Each entry must be reproduced precisely as it stands.

+ + + + +

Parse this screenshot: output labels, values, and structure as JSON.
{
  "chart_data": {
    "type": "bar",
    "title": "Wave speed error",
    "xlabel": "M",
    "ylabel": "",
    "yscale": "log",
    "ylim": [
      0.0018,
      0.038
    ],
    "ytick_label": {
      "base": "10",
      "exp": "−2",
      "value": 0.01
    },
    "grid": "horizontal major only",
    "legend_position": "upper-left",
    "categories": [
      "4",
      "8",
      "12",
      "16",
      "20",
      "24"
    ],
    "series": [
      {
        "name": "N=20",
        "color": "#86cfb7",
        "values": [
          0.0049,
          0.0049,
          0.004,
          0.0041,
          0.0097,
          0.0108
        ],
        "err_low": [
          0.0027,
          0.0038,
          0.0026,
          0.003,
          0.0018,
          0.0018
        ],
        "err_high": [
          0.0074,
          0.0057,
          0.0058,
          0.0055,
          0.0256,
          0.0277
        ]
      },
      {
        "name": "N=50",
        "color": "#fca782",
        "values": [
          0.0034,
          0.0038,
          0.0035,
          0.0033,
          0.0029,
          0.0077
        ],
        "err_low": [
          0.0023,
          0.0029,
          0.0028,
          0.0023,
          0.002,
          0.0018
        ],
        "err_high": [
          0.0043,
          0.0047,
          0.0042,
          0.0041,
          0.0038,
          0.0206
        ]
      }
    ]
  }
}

+ + + + +

> Correct result:
Parse this screenshot: output labels, values, and structure as JSON.
{
  "chart_data": {
    "type": "bar",
    "title": "Wave speed error",
    "xlabel": "M",
    "ylabel": "",
    "yscale": "log",
    "ylim": [
      0.0018,
      0.038
    ],
    "ytick_label": {
      "base": "10",
      "exp": "−2",
      "value": 0.01
    },
    "grid": "horizontal major only",
    "legend_position": "upper-left",
    "categories": [
      "4",
      "8",
      "12",
      "16",
      "20",
      "24"
    ],
    "series": [
      {
        "name": "N=20",
        "color": "#86cfb7",
        "values": [
          0.0049,
          0.0049,
          0.004,
          0.0041,
          0.0097,
          0.0108
        ],
        "err_low": [
          0.0027,
          0.0038,
          0.0026,
          0.003,
          0.0018,
          0.0018
        ],
        "err_high": [
          0.0074,
          0.0057,
          0.0058,
          0.0055,
          0.0256,
          0.0277
        ]
      },
      {
        "name": "N=50",
        "color": "#fca782",
        "values": [
          0.0034,
          0.0038,
          0.0035,
          0.0033,
          0.0029,
          0.0077
        ],
        "err_low": [
          0.0023,
          0.0029,
          0.0028,
          0.0023,
          0.002,
          0.0018
        ],
        "err_high": [
          0.0043,
          0.0047,
          0.0042,
          0.0041,
          0.0038,
          0.0206
        ]
      }
    ]
  }
}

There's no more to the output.